**Records to use:**

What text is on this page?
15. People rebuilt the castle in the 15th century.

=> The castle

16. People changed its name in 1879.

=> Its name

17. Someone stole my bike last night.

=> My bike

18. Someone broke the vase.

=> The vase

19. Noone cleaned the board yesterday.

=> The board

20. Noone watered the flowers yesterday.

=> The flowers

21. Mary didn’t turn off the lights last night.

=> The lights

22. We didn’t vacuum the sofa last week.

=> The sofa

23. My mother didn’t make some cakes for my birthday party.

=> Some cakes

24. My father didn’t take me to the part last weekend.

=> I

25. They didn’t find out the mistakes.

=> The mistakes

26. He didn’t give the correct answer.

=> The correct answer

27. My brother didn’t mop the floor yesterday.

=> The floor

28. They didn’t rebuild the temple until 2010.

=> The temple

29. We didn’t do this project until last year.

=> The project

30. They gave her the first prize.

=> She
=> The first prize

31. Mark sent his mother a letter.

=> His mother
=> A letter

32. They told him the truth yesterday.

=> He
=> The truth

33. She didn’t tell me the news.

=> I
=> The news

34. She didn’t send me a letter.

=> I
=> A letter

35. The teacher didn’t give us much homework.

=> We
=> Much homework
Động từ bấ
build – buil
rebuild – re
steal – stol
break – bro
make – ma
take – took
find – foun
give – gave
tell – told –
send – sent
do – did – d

**Your task:** Report how many lines of the records above contain the word "Noone", giving only the number.

**Completed task:** 2